WORK INSTRUCTIONS
Take each line that has the word "определения" and return it.

── MATERIAL PROVIDED ──

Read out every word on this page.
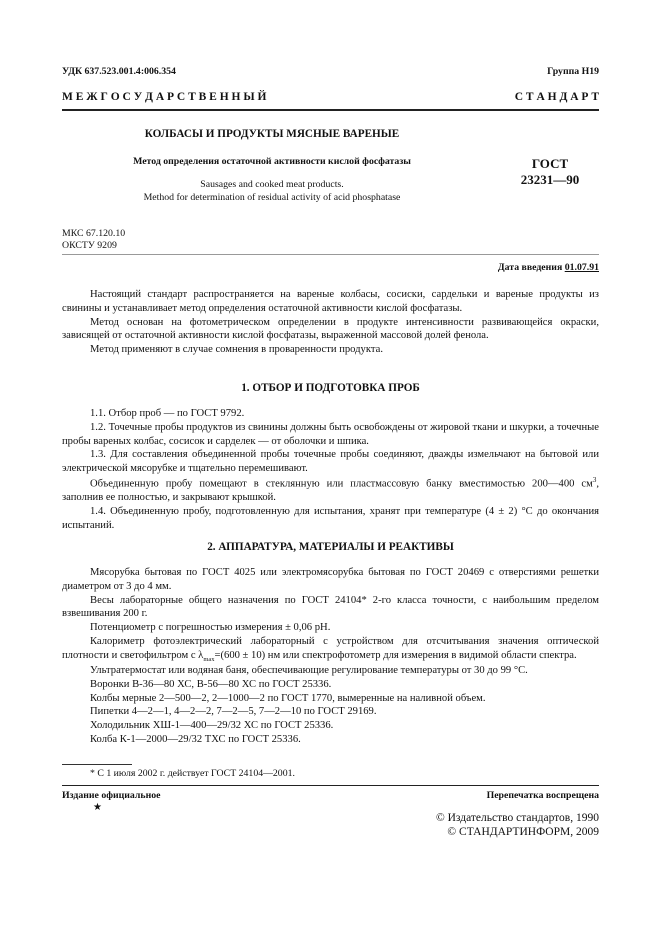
УДК 637.523.001.4:006.354	Группа Н19
М Е Ж Г О С У Д А Р С Т В Е Н Н Ы Й	С Т А Н Д А Р Т
КОЛБАСЫ И ПРОДУКТЫ МЯСНЫЕ ВАРЕНЫЕ
Метод определения остаточной активности кислой фосфатазы
Sausages and cooked meat products.
Method for determination of residual activity of acid phosphatase
ГОСТ
23231—90
МКС 67.120.10
ОКСТУ 9209
Дата введения 01.07.91

Настоящий стандарт распространяется на вареные колбасы, сосиски, сардельки и вареные продукты из свинины и устанавливает метод определения остаточной активности кислой фосфатазы.

Метод основан на фотометрическом определении в продукте интенсивности развивающейся окраски, зависящей от остаточной активности кислой фосфатазы, выраженной массовой долей фенола.

Метод применяют в случае сомнения в проваренности продукта.

1. ОТБОР И ПОДГОТОВКА ПРОБ

1.1. Отбор проб — по ГОСТ 9792.

1.2. Точечные пробы продуктов из свинины должны быть освобождены от жировой ткани и шкурки, а точечные пробы вареных колбас, сосисок и сарделек — от оболочки и шпика.

1.3. Для составления объединенной пробы точечные пробы соединяют, дважды измельчают на бытовой или электрической мясорубке и тщательно перемешивают.

Объединенную пробу помещают в стеклянную или пластмассовую банку вместимостью 200—400 $см^3$, заполнив ее полностью, и закрывают крышкой.

1.4. Объединенную пробу, подготовленную для испытания, хранят при температуре (4 ± 2) °С до окончания испытаний.

2. АППАРАТУРА, МАТЕРИАЛЫ И РЕАКТИВЫ

Мясорубка бытовая по ГОСТ 4025 или электромясорубка бытовая по ГОСТ 20469 с отверстиями решетки диаметром от 3 до 4 мм.

Весы лабораторные общего назначения по ГОСТ 24104* 2-го класса точности, с наибольшим пределом взвешивания 200 г.

Потенциометр с погрешностью измерения ± 0,06 рН.

Калориметр фотоэлектрический лабораторный с устройством для отсчитывания значения оптической плотности и светофильтром с $\lambda_{max}=(600 \pm 10)$ нм или спектрофотометр для измерения в видимой области спектра.

Ультратермостат или водяная баня, обеспечивающие регулирование температуры от 30 до 99 °С.

Воронки В-36—80 ХС, В-56—80 ХС по ГОСТ 25336.

Колбы мерные 2—500—2, 2—1000—2 по ГОСТ 1770, вымеренные на наливной объем.

Пипетки 4—2—1, 4—2—2, 7—2—5, 7—2—10 по ГОСТ 29169.

Холодильник ХШ-1—400—29/32 ХС по ГОСТ 25336.

Колба К-1—2000—29/32 ТХС по ГОСТ 25336.

* С 1 июля 2002 г. действует ГОСТ 24104—2001.
Издание официальное
★
Перепечатка воспрещена
© Издательство стандартов, 1990
© СТАНДАРТИНФОРМ, 2009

───

RESPONSE
Метод определения остаточной активности кислой фосфатазы
Настоящий стандарт распространяется на вареные колбасы, сосиски, сардельки и вареные продукты из свинины и устанавливает метод определения остаточной активности кислой фосфатазы.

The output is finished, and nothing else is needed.